CHALLENGE: From the entries below, gather each line containing the word "Payment".

-- Start INPUT MATERIAL --

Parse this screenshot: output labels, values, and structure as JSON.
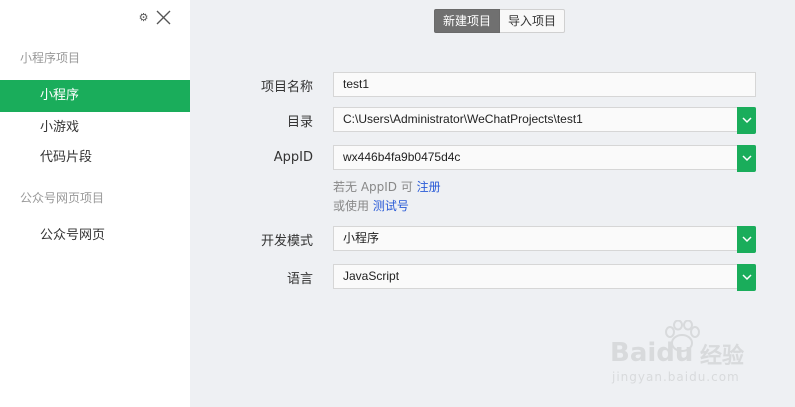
{
  "sidebar": {
    "gear_icon": "⚙",
    "sections": [
      {
        "title": "小程序项目",
        "items": [
          "小程序",
          "小游戏",
          "代码片段"
        ]
      },
      {
        "title": "公众号网页项目",
        "items": [
          "公众号网页"
        ]
      }
    ],
    "active_item": "小程序"
  },
  "tabs": [
    "新建项目",
    "导入项目"
  ],
  "form": {
    "project_name": {
      "label": "项目名称",
      "value": "test1"
    },
    "directory": {
      "label": "目录",
      "value": "C:\\Users\\Administrator\\WeChatProjects\\test1"
    },
    "appid": {
      "label": "AppID",
      "value": "wx446b4fa9b0475d4c"
    },
    "hint1": {
      "text": "若无 AppID 可 ",
      "link": "注册"
    },
    "hint2": {
      "text": "或使用 ",
      "link": "测试号"
    },
    "dev_mode": {
      "label": "开发模式",
      "value": "小程序"
    },
    "language": {
      "label": "语言",
      "value": "JavaScript"
    }
  },
  "watermark": {
    "brand": "Baidu",
    "text": "经验",
    "url": "jingyan.baidu.com"
  },
  "colors": {
    "accent": "#1aad5b",
    "link": "#2a5bd7",
    "sidebar_bg": "#ffffff",
    "main_bg": "#eef0f3"
  }
}
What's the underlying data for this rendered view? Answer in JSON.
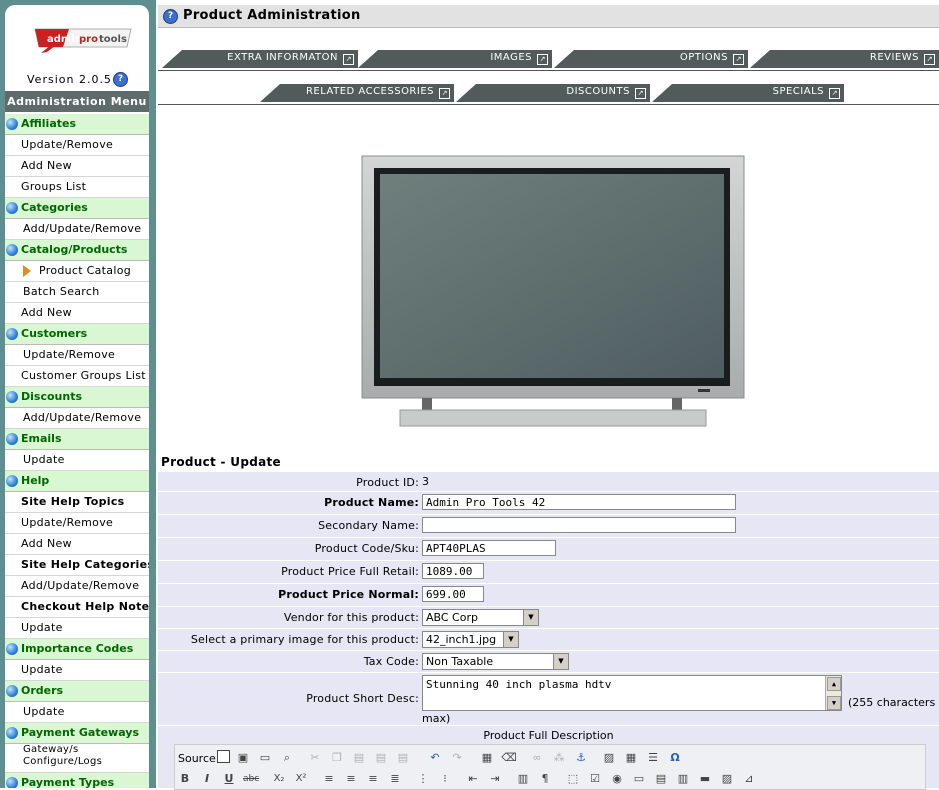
{
  "sidebar": {
    "logo_text": "adminprotools",
    "version": "Version 2.0.5",
    "menu_title": "Administration Menu",
    "sections": [
      {
        "title": "Affiliates",
        "items": [
          "Update/Remove",
          "Add New",
          "Groups List"
        ]
      },
      {
        "title": "Categories",
        "items": [
          "Add/Update/Remove"
        ]
      },
      {
        "title": "Catalog/Products",
        "items": [
          "Product Catalog",
          "Batch Search",
          "Add New"
        ]
      },
      {
        "title": "Customers",
        "items": [
          "Update/Remove",
          "Customer Groups List"
        ]
      },
      {
        "title": "Discounts",
        "items": [
          "Add/Update/Remove"
        ]
      },
      {
        "title": "Emails",
        "items": [
          "Update"
        ]
      },
      {
        "title": "Help",
        "items": [
          "Site Help Topics",
          "Update/Remove",
          "Add New",
          "Site Help Categories",
          "Add/Update/Remove",
          "Checkout Help Notes",
          "Update"
        ]
      },
      {
        "title": "Importance Codes",
        "items": [
          "Update"
        ]
      },
      {
        "title": "Orders",
        "items": [
          "Update"
        ]
      },
      {
        "title": "Payment Gateways",
        "items": [
          "Gateway/s",
          "Configure/Logs"
        ]
      },
      {
        "title": "Payment Types",
        "items": []
      }
    ]
  },
  "header": {
    "title": "Product Administration"
  },
  "tabs_row1": [
    "EXTRA INFORMATON",
    "IMAGES",
    "OPTIONS",
    "REVIEWS"
  ],
  "tabs_row2": [
    "RELATED ACCESSORIES",
    "DISCOUNTS",
    "SPECIALS"
  ],
  "form": {
    "heading": "Product - Update",
    "product_id_label": "Product ID:",
    "product_id": "3",
    "product_name_label": "Product Name:",
    "product_name": "Admin Pro Tools 42",
    "secondary_name_label": "Secondary Name:",
    "secondary_name": "",
    "sku_label": "Product Code/Sku:",
    "sku": "APT40PLAS",
    "price_retail_label": "Product Price Full Retail:",
    "price_retail": "1089.00",
    "price_normal_label": "Product Price Normal:",
    "price_normal": "699.00",
    "vendor_label": "Vendor for this product:",
    "vendor": "ABC Corp",
    "image_label": "Select a primary image for this product:",
    "image": "42_inch1.jpg",
    "tax_label": "Tax Code:",
    "tax": "Non Taxable",
    "short_desc_label": "Product Short Desc:",
    "short_desc": "Stunning 40 inch plasma hdtv",
    "short_desc_note": "(255 characters",
    "short_desc_note2": "max)",
    "full_desc_label": "Product Full Description"
  },
  "editor": {
    "source_label": "Source"
  }
}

-- End INPUT MATERIAL --

RESPONSE TO THIS EXERCISE:
        "title": "Payment Gateways",
        "title": "Payment Types",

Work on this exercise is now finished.